→ What needs to be done
Quote every line as written. Omit pictures.

Start Excerpted data

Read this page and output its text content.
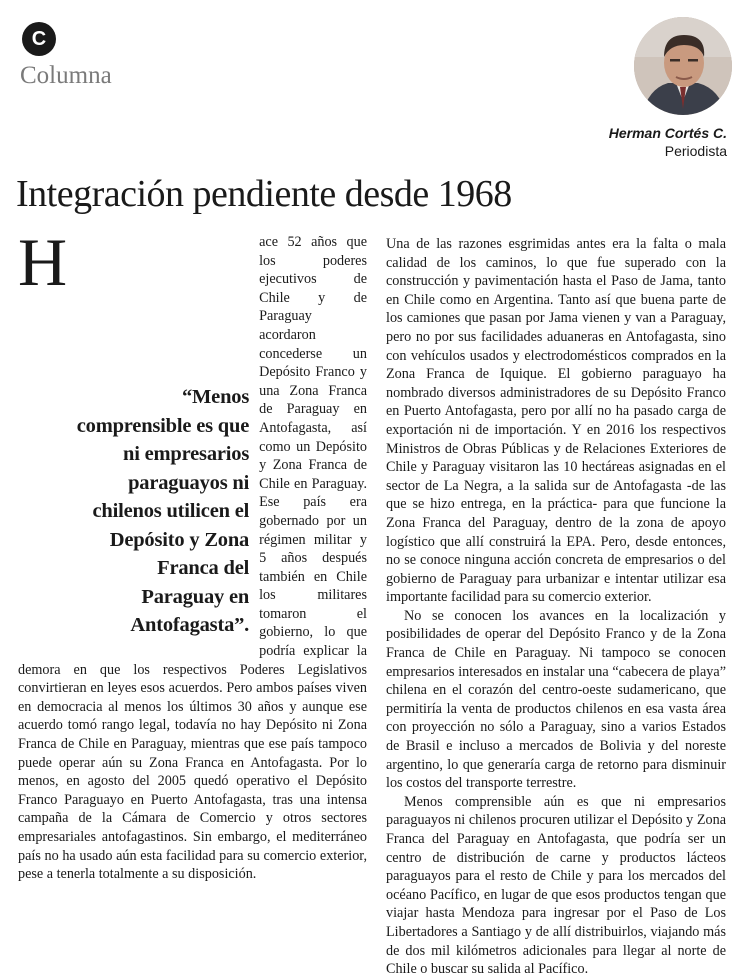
C
Columna
Herman Cortés C.
Periodista
Integración pendiente desde 1968

H
“Menos comprensible es que ni empresarios paraguayos ni chilenos utilicen el Depósito y Zona Franca del Paraguay en Antofagasta”.
ace 52 años que los poderes ejecutivos de Chile y de Paraguay acordaron concederse un Depósito Franco y una Zona Franca de Paraguay en Antofagasta, así como un Depósito y Zona Franca de Chile en Paraguay. Ese país era gobernado por un régimen militar y 5 años después también en Chile los militares tomaron el gobierno, lo que podría explicar la demora en que los respectivos Poderes Legislativos convirtieran en leyes esos acuerdos. Pero ambos países viven en democracia al menos los últimos 30 años y aunque ese acuerdo tomó rango legal, todavía no hay Depósito ni Zona Franca de Chile en Paraguay, mientras que ese país tampoco puede operar aún su Zona Franca en Antofagasta. Por lo menos, en agosto del 2005 quedó operativo el Depósito Franco Paraguayo en Puerto Antofagasta, tras una intensa campaña de la Cámara de Comercio y otros sectores empresariales antofagastinos. Sin embargo, el mediterráneo país no ha usado aún esta facilidad para su comercio exterior, pese a tenerla totalmente a su disposición.

Una de las razones esgrimidas antes era la falta o mala calidad de los caminos, lo que fue superado con la construcción y pavimentación hasta el Paso de Jama, tanto en Chile como en Argentina. Tanto así que buena parte de los camiones que pasan por Jama vienen y van a Paraguay, pero no por sus facilidades aduaneras en Antofagasta, sino con vehículos usados y electrodomésticos comprados en la Zona Franca de Iquique. El gobierno paraguayo ha nombrado diversos administradores de su Depósito Franco en Puerto Antofagasta, pero por allí no ha pasado carga de exportación ni de importación. Y en 2016 los respectivos Ministros de Obras Públicas y de Relaciones Exteriores de Chile y Paraguay visitaron las 10 hectáreas asignadas en el sector de La Negra, a la salida sur de Antofagasta -de las que se hizo entrega, en la práctica- para que funcione la Zona Franca del Paraguay, dentro de la zona de apoyo logístico que allí construirá la EPA. Pero, desde entonces, no se conoce ninguna acción concreta de empresarios o del gobierno de Paraguay para urbanizar e intentar utilizar esa importante facilidad para su comercio exterior.

No se conocen los avances en la localización y posibilidades de operar del Depósito Franco y de la Zona Franca de Chile en Paraguay. Ni tampoco se conocen empresarios interesados en instalar una “cabecera de playa” chilena en el corazón del centro-oeste sudamericano, que permitiría la venta de productos chilenos en esa vasta área con proyección no sólo a Paraguay, sino a varios Estados de Brasil e incluso a mercados de Bolivia y del noreste argentino, lo que generaría carga de retorno para disminuir los costos del transporte terrestre.

Menos comprensible aún es que ni empresarios paraguayos ni chilenos procuren utilizar el Depósito y Zona Franca del Paraguay en Antofagasta, que podría ser un centro de distribución de carne y productos lácteos paraguayos para el resto de Chile y para los mercados del océano Pacífico, en lugar de que esos productos tengan que viajar hasta Mendoza para ingresar por el Paso de Los Libertadores a Santiago y de allí distribuirlos, viajando más de dos mil kilómetros adicionales para llegar al norte de Chile o buscar su salida al Pacífico.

End Excerpted data

→ Result of this task
Read this page and output its text content.
C
Columna
Herman Cortés C.
Periodista
Integración pendiente desde 1968

H
“Menos comprensible es que ni empresarios paraguayos ni chilenos utilicen el Depósito y Zona Franca del Paraguay en Antofagasta”.
ace 52 años que los poderes ejecutivos de Chile y de Paraguay acordaron concederse un Depósito Franco y una Zona Franca de Paraguay en Antofagasta, así como un Depósito y Zona Franca de Chile en Paraguay. Ese país era gobernado por un régimen militar y 5 años después también en Chile los militares tomaron el gobierno, lo que podría explicar la demora en que los respectivos Poderes Legislativos convirtieran en leyes esos acuerdos. Pero ambos países viven en democracia al menos los últimos 30 años y aunque ese acuerdo tomó rango legal, todavía no hay Depósito ni Zona Franca de Chile en Paraguay, mientras que ese país tampoco puede operar aún su Zona Franca en Antofagasta. Por lo menos, en agosto del 2005 quedó operativo el Depósito Franco Paraguayo en Puerto Antofagasta, tras una intensa campaña de la Cámara de Comercio y otros sectores empresariales antofagastinos. Sin embargo, el mediterráneo país no ha usado aún esta facilidad para su comercio exterior, pese a tenerla totalmente a su disposición.

Una de las razones esgrimidas antes era la falta o mala calidad de los caminos, lo que fue superado con la construcción y pavimentación hasta el Paso de Jama, tanto en Chile como en Argentina. Tanto así que buena parte de los camiones que pasan por Jama vienen y van a Paraguay, pero no por sus facilidades aduaneras en Antofagasta, sino con vehículos usados y electrodomésticos comprados en la Zona Franca de Iquique. El gobierno paraguayo ha nombrado diversos administradores de su Depósito Franco en Puerto Antofagasta, pero por allí no ha pasado carga de exportación ni de importación. Y en 2016 los respectivos Ministros de Obras Públicas y de Relaciones Exteriores de Chile y Paraguay visitaron las 10 hectáreas asignadas en el sector de La Negra, a la salida sur de Antofagasta -de las que se hizo entrega, en la práctica- para que funcione la Zona Franca del Paraguay, dentro de la zona de apoyo logístico que allí construirá la EPA. Pero, desde entonces, no se conoce ninguna acción concreta de empresarios o del gobierno de Paraguay para urbanizar e intentar utilizar esa importante facilidad para su comercio exterior.

No se conocen los avances en la localización y posibilidades de operar del Depósito Franco y de la Zona Franca de Chile en Paraguay. Ni tampoco se conocen empresarios interesados en instalar una “cabecera de playa” chilena en el corazón del centro-oeste sudamericano, que permitiría la venta de productos chilenos en esa vasta área con proyección no sólo a Paraguay, sino a varios Estados de Brasil e incluso a mercados de Bolivia y del noreste argentino, lo que generaría carga de retorno para disminuir los costos del transporte terrestre.

Menos comprensible aún es que ni empresarios paraguayos ni chilenos procuren utilizar el Depósito y Zona Franca del Paraguay en Antofagasta, que podría ser un centro de distribución de carne y productos lácteos paraguayos para el resto de Chile y para los mercados del océano Pacífico, en lugar de que esos productos tengan que viajar hasta Mendoza para ingresar por el Paso de Los Libertadores a Santiago y de allí distribuirlos, viajando más de dos mil kilómetros adicionales para llegar al norte de Chile o buscar su salida al Pacífico.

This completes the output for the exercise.